BEGIN GIVEN ENTRIES

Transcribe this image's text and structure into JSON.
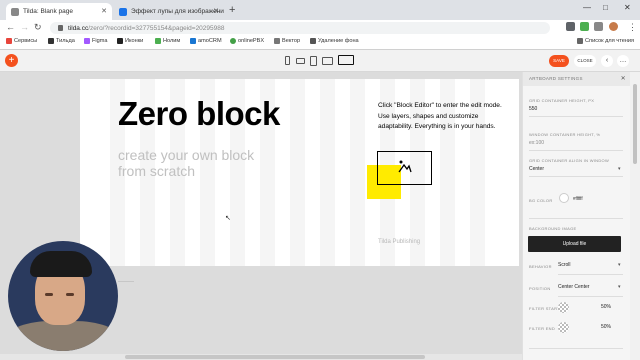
{
  "browser": {
    "tabs": [
      {
        "title": "Tilda: Blank page",
        "active": true,
        "favicon_color": "#888888"
      },
      {
        "title": "Эффект лупы для изображени",
        "active": false,
        "favicon_color": "#1a73e8"
      }
    ],
    "url_host": "tilda.cc",
    "url_path": "/zero/?recordid=327755154&pageid=20295988",
    "bookmarks": [
      {
        "label": "Сервисы",
        "color": "#e8453c"
      },
      {
        "label": "Тильда",
        "color": "#333333"
      },
      {
        "label": "Figma",
        "color": "#a259ff"
      },
      {
        "label": "Иконки",
        "color": "#222222"
      },
      {
        "label": "Нолим",
        "color": "#4caf50"
      },
      {
        "label": "amoCRM",
        "color": "#1976d2"
      },
      {
        "label": "onlinePBX",
        "color": "#43a047"
      },
      {
        "label": "Вектор",
        "color": "#777777"
      },
      {
        "label": "Удаление фона",
        "color": "#555555"
      },
      {
        "label": "Список для чтения",
        "color": "#666666"
      }
    ]
  },
  "toolbar": {
    "add_label": "+",
    "save_label": "SAVE",
    "close_label": "CLOSE",
    "back_label": "‹",
    "more_label": "…"
  },
  "canvas": {
    "title": "Zero block",
    "subtitle": "create your own block from scratch",
    "help_text": "Click \"Block Editor\" to enter the edit mode. Use layers, shapes and customize adaptability. Everything is in your hands.",
    "publisher": "Tilda Publishing",
    "tiny_label": "————"
  },
  "panel": {
    "header": "ARTBOARD SETTINGS",
    "grid_height_label": "GRID CONTAINER HEIGHT, PX",
    "grid_height_value": "550",
    "window_height_label": "WINDOW CONTAINER HEIGHT, %",
    "window_height_value": "ex:100",
    "align_label": "GRID CONTAINER ALIGN IN WINDOW",
    "align_value": "Center",
    "bgcolor_label": "BG COLOR",
    "bgcolor_value": "#ffffff",
    "bgimage_label": "BACKGROUND IMAGE",
    "upload_label": "Upload file",
    "behavior_label": "BEHAVIOR",
    "behavior_value": "Scroll",
    "position_label": "POSITION",
    "position_value": "Center Center",
    "filter_start_label": "FILTER START",
    "filter_start_value": "50%",
    "filter_end_label": "FILTER END",
    "filter_end_value": "50%"
  },
  "colors": {
    "accent": "#f4511e",
    "highlight": "#ffeb00"
  }
}
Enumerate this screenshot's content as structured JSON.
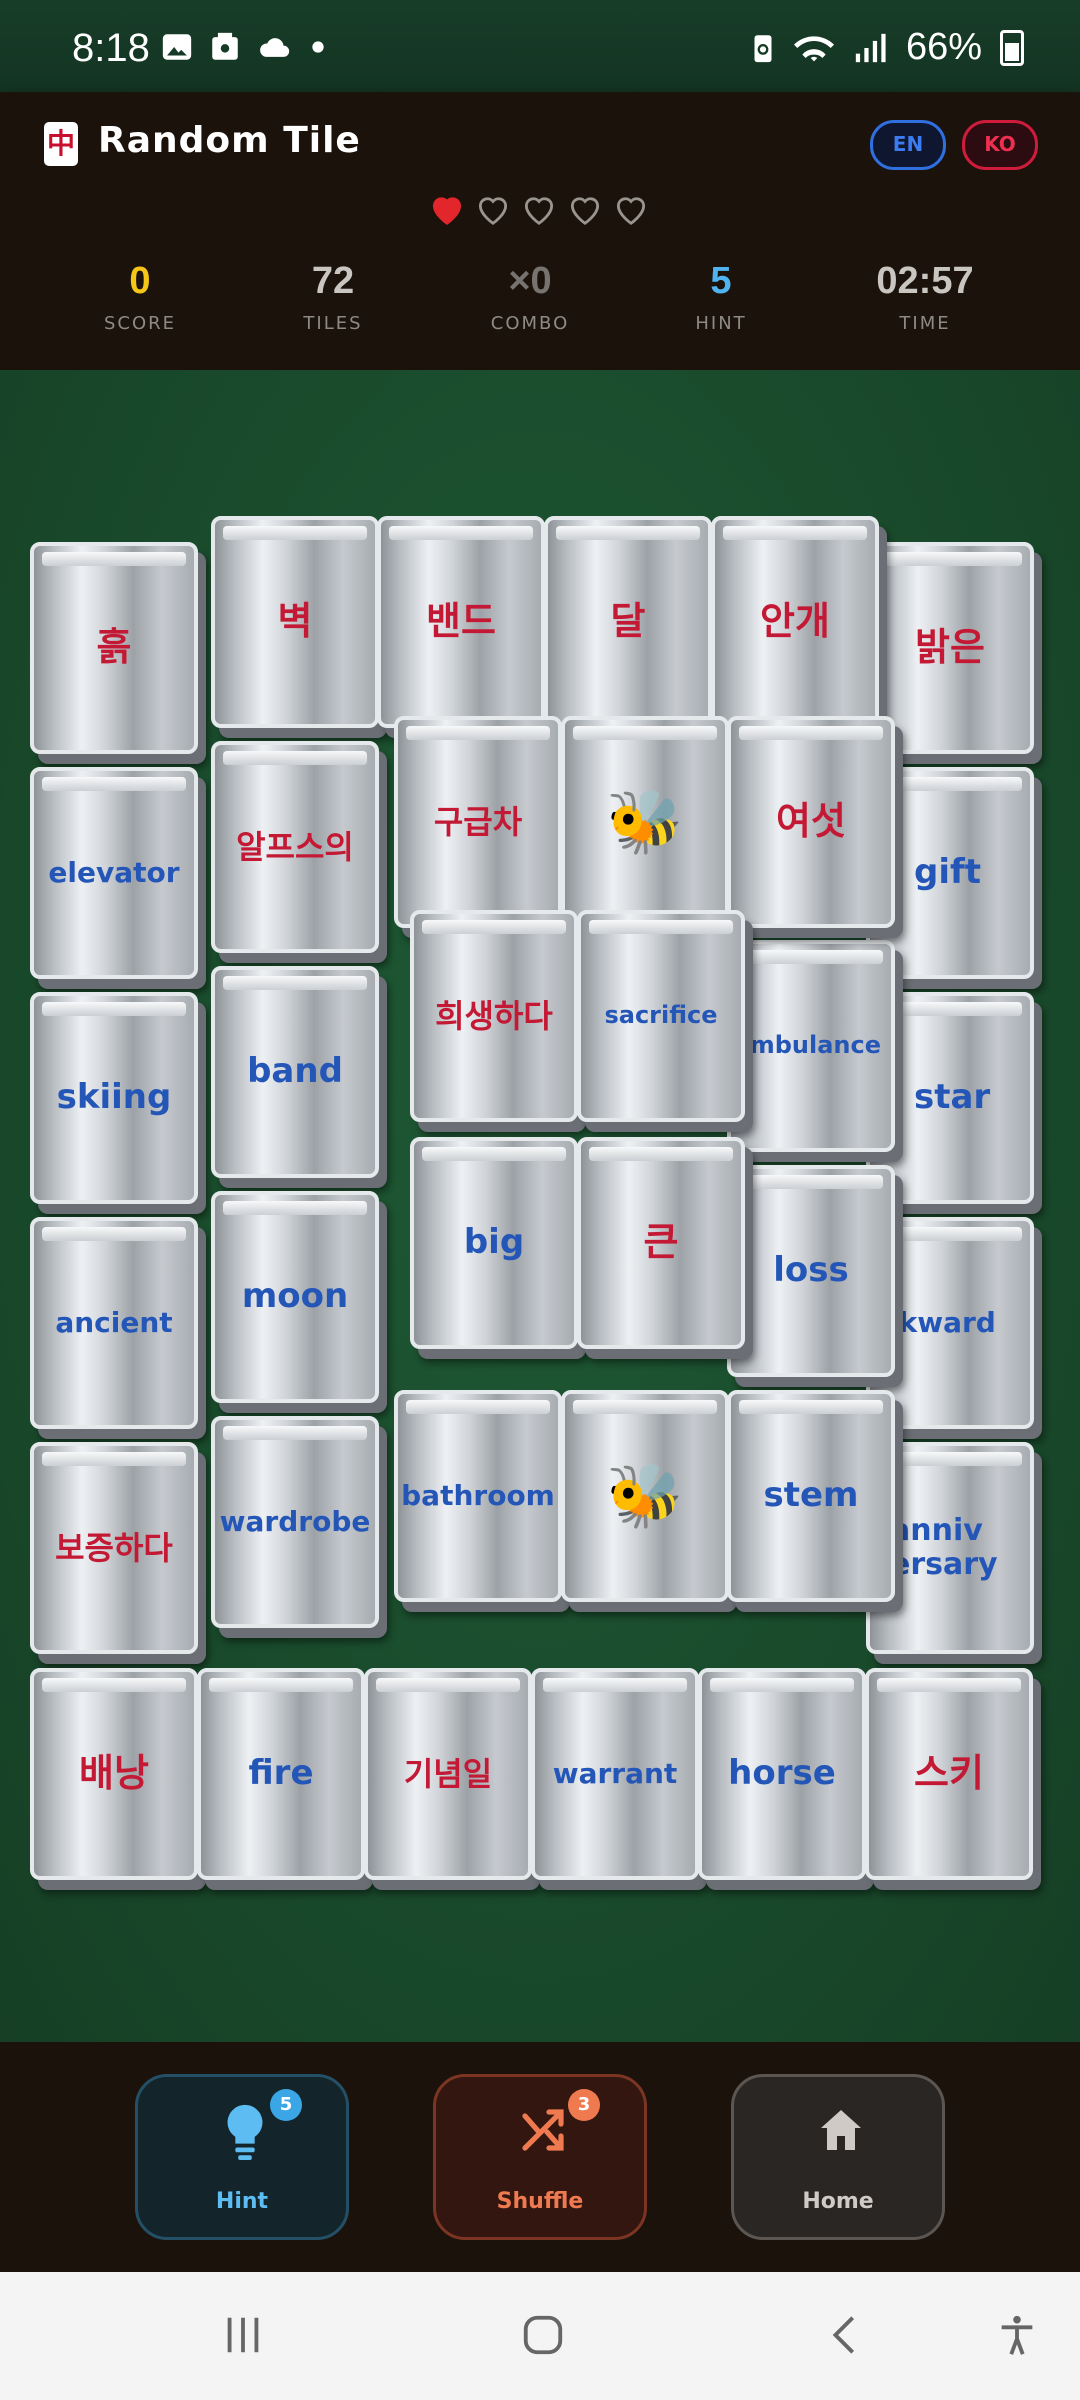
{
  "status_bar": {
    "time": "8:18",
    "battery": "66%",
    "icons": [
      "image-icon",
      "gallery-icon",
      "cloud-icon",
      "dot-icon",
      "battery-saver-icon",
      "wifi-icon",
      "signal-icon",
      "battery-icon"
    ]
  },
  "header": {
    "logo_glyph": "中",
    "title": "Random Tile",
    "lang_en": "EN",
    "lang_ko": "KO",
    "lives_total": 5,
    "lives_filled": 1
  },
  "stats": [
    {
      "value": "0",
      "label": "SCORE",
      "color": "#f5c518"
    },
    {
      "value": "72",
      "label": "TILES",
      "color": "#c9c6c2"
    },
    {
      "value": "×0",
      "label": "COMBO",
      "color": "#77736f"
    },
    {
      "value": "5",
      "label": "HINT",
      "color": "#4fb3f0"
    },
    {
      "value": "02:57",
      "label": "TIME",
      "color": "#c9c6c2"
    }
  ],
  "tiles": {
    "r1": [
      "흙",
      "벽",
      "밴드",
      "달",
      "안개",
      "밝은"
    ],
    "r2": [
      "elevator",
      "알프스의",
      "구급차",
      "bee",
      "여섯",
      "gift"
    ],
    "r3": [
      "skiing",
      "band",
      "희생하다",
      "sacrifice",
      "mbulance",
      "star"
    ],
    "r4": [
      "ancient",
      "moon",
      "big",
      "큰",
      "loss",
      "ckward"
    ],
    "r5": [
      "보증하다",
      "wardrobe",
      "bathroom",
      "bee",
      "stem",
      "anniv ersary"
    ],
    "r6": [
      "배낭",
      "fire",
      "기념일",
      "warrant",
      "horse",
      "스키"
    ]
  },
  "actions": {
    "hint": {
      "label": "Hint",
      "badge": "5"
    },
    "shuffle": {
      "label": "Shuffle",
      "badge": "3"
    },
    "home": {
      "label": "Home"
    }
  },
  "colors": {
    "accent_red": "#c41934",
    "accent_blue": "#2456b8",
    "board_green": "#1a4a2c",
    "header_dark": "#1c120c"
  }
}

END GIVEN ENTRIES

EXERCISE INSTRUCTIONS: Make an exact copy of the records shown above, without the pictures.

EXERCISE ANSWER:
Transcribe this image's text and structure into JSON.
{
  "browser": {
    "tabs": [
      {
        "title": "Tilda: Blank page",
        "active": true,
        "favicon_color": "#888888"
      },
      {
        "title": "Эффект лупы для изображени",
        "active": false,
        "favicon_color": "#1a73e8"
      }
    ],
    "url_host": "tilda.cc",
    "url_path": "/zero/?recordid=327755154&pageid=20295988",
    "bookmarks": [
      {
        "label": "Сервисы",
        "color": "#e8453c"
      },
      {
        "label": "Тильда",
        "color": "#333333"
      },
      {
        "label": "Figma",
        "color": "#a259ff"
      },
      {
        "label": "Иконки",
        "color": "#222222"
      },
      {
        "label": "Нолим",
        "color": "#4caf50"
      },
      {
        "label": "amoCRM",
        "color": "#1976d2"
      },
      {
        "label": "onlinePBX",
        "color": "#43a047"
      },
      {
        "label": "Вектор",
        "color": "#777777"
      },
      {
        "label": "Удаление фона",
        "color": "#555555"
      },
      {
        "label": "Список для чтения",
        "color": "#666666"
      }
    ]
  },
  "toolbar": {
    "add_label": "+",
    "save_label": "SAVE",
    "close_label": "CLOSE",
    "back_label": "‹",
    "more_label": "…"
  },
  "canvas": {
    "title": "Zero block",
    "subtitle": "create your own block from scratch",
    "help_text": "Click \"Block Editor\" to enter the edit mode. Use layers, shapes and customize adaptability. Everything is in your hands.",
    "publisher": "Tilda Publishing",
    "tiny_label": "————"
  },
  "panel": {
    "header": "ARTBOARD SETTINGS",
    "grid_height_label": "GRID CONTAINER HEIGHT, PX",
    "grid_height_value": "550",
    "window_height_label": "WINDOW CONTAINER HEIGHT, %",
    "window_height_value": "ex:100",
    "align_label": "GRID CONTAINER ALIGN IN WINDOW",
    "align_value": "Center",
    "bgcolor_label": "BG COLOR",
    "bgcolor_value": "#ffffff",
    "bgimage_label": "BACKGROUND IMAGE",
    "upload_label": "Upload file",
    "behavior_label": "BEHAVIOR",
    "behavior_value": "Scroll",
    "position_label": "POSITION",
    "position_value": "Center Center",
    "filter_start_label": "FILTER START",
    "filter_start_value": "50%",
    "filter_end_label": "FILTER END",
    "filter_end_value": "50%"
  },
  "colors": {
    "accent": "#f4511e",
    "highlight": "#ffeb00"
  }
}
Enumerate this screenshot's content as structured JSON.
{
  "status_bar": {
    "time": "8:18",
    "battery": "66%",
    "icons": [
      "image-icon",
      "gallery-icon",
      "cloud-icon",
      "dot-icon",
      "battery-saver-icon",
      "wifi-icon",
      "signal-icon",
      "battery-icon"
    ]
  },
  "header": {
    "logo_glyph": "中",
    "title": "Random Tile",
    "lang_en": "EN",
    "lang_ko": "KO",
    "lives_total": 5,
    "lives_filled": 1
  },
  "stats": [
    {
      "value": "0",
      "label": "SCORE",
      "color": "#f5c518"
    },
    {
      "value": "72",
      "label": "TILES",
      "color": "#c9c6c2"
    },
    {
      "value": "×0",
      "label": "COMBO",
      "color": "#77736f"
    },
    {
      "value": "5",
      "label": "HINT",
      "color": "#4fb3f0"
    },
    {
      "value": "02:57",
      "label": "TIME",
      "color": "#c9c6c2"
    }
  ],
  "tiles": {
    "r1": [
      "흙",
      "벽",
      "밴드",
      "달",
      "안개",
      "밝은"
    ],
    "r2": [
      "elevator",
      "알프스의",
      "구급차",
      "bee",
      "여섯",
      "gift"
    ],
    "r3": [
      "skiing",
      "band",
      "희생하다",
      "sacrifice",
      "mbulance",
      "star"
    ],
    "r4": [
      "ancient",
      "moon",
      "big",
      "큰",
      "loss",
      "ckward"
    ],
    "r5": [
      "보증하다",
      "wardrobe",
      "bathroom",
      "bee",
      "stem",
      "anniv ersary"
    ],
    "r6": [
      "배낭",
      "fire",
      "기념일",
      "warrant",
      "horse",
      "스키"
    ]
  },
  "actions": {
    "hint": {
      "label": "Hint",
      "badge": "5"
    },
    "shuffle": {
      "label": "Shuffle",
      "badge": "3"
    },
    "home": {
      "label": "Home"
    }
  },
  "colors": {
    "accent_red": "#c41934",
    "accent_blue": "#2456b8",
    "board_green": "#1a4a2c",
    "header_dark": "#1c120c"
  }
}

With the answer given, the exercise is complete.